* The task:
State the number of lines that contain "āppam", with no other text.

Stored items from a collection
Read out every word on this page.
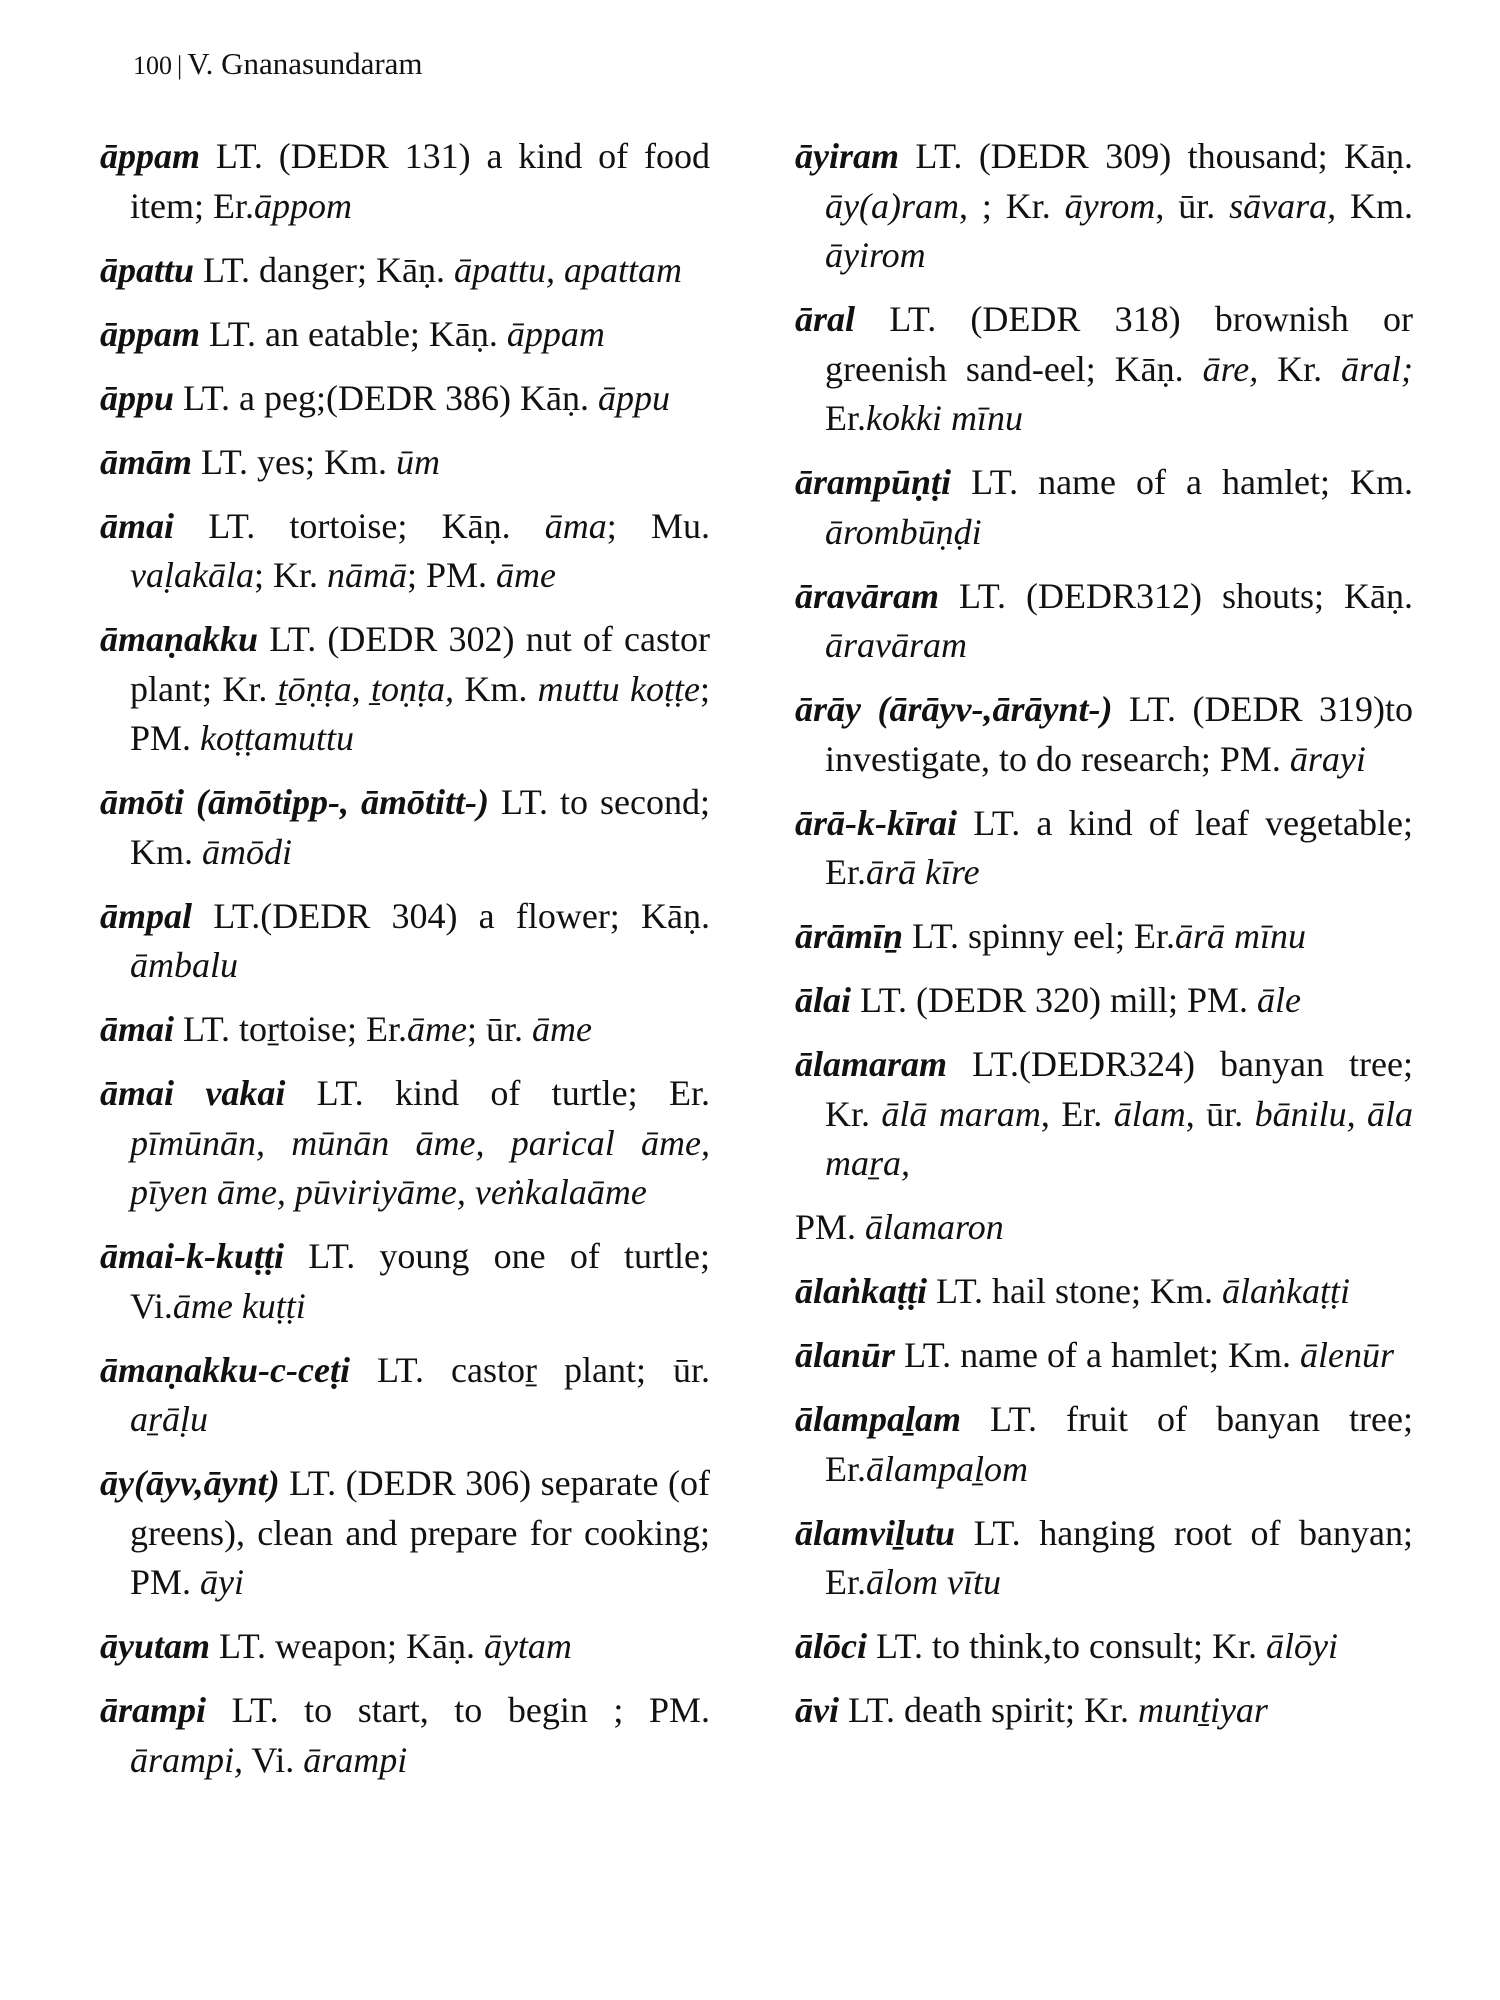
100 | V. Gnanasundaram

āppam LT. (DEDR 131) a kind of food item; Er.āppom

āpattu LT. danger; Kāṇ. āpattu, apattam

āppam LT. an eatable; Kāṇ. āppam

āppu LT. a peg;(DEDR 386) Kāṇ. āppu

āmām LT. yes; Km. ūm

āmai LT. tortoise; Kāṇ. āma; Mu. vaḷakāla; Kr. nāmā; PM. āme

āmaṇakku LT. (DEDR 302) nut of castor plant; Kr. ṯōṇṭa, ṯoṇṭa, Km. muttu koṭṭe; PM. koṭṭamuttu

āmōti (āmōtipp-, āmōtitt-) LT. to second; Km. āmōdi

āmpal LT.(DEDR 304) a flower; Kāṇ. āmbalu

āmai LT. toṟtoise; Er.āme; ūr. āme

āmai vakai LT. kind of turtle; Er. pīmūnān, mūnān āme, parical āme, pīyen āme, pūviriyāme, veṅkalaāme

āmai-k-kuṭṭi LT. young one of turtle; Vi.āme kuṭṭi

āmaṇakku-c-ceṭi LT. castoṟ plant; ūr. aṟāḷu

āy(āyv,āynt) LT. (DEDR 306) separate (of greens), clean and prepare for cooking; PM. āyi

āyutam LT. weapon; Kāṇ. āytam

ārampi LT. to start, to begin ; PM. ārampi, Vi. ārampi

āyiram LT. (DEDR 309) thousand; Kāṇ. āy(a)ram, ; Kr. āyrom, ūr. sāvara, Km. āyirom

āral LT. (DEDR 318) brownish or greenish sand-eel; Kāṇ. āre, Kr. āral; Er.kokki mīnu

ārampūṇṭi LT. name of a hamlet; Km. ārombūṇḍi

āravāram LT. (DEDR312) shouts; Kāṇ. āravāram

ārāy (ārāyv-,ārāynt-) LT. (DEDR 319)to investigate, to do research; PM. ārayi

ārā-k-kīrai LT. a kind of leaf vegetable; Er.ārā kīre

ārāmīṉ LT. spinny eel; Er.ārā mīnu

ālai LT. (DEDR 320) mill; PM. āle

ālamaram LT.(DEDR324) banyan tree; Kr. ālā maram, Er. ālam, ūr. bānilu, āla maṟa,

PM. ālamaron

ālaṅkaṭṭi LT. hail stone; Km. ālaṅkaṭṭi

ālanūr LT. name of a hamlet; Km. ālenūr

ālampaḻam LT. fruit of banyan tree; Er.ālampaḻom

ālamviḻutu LT. hanging root of banyan; Er.ālom vītu

ālōci LT. to think,to consult; Kr. ālōyi

āvi LT. death spirit; Kr. munṯiyar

* Answer to the task:
2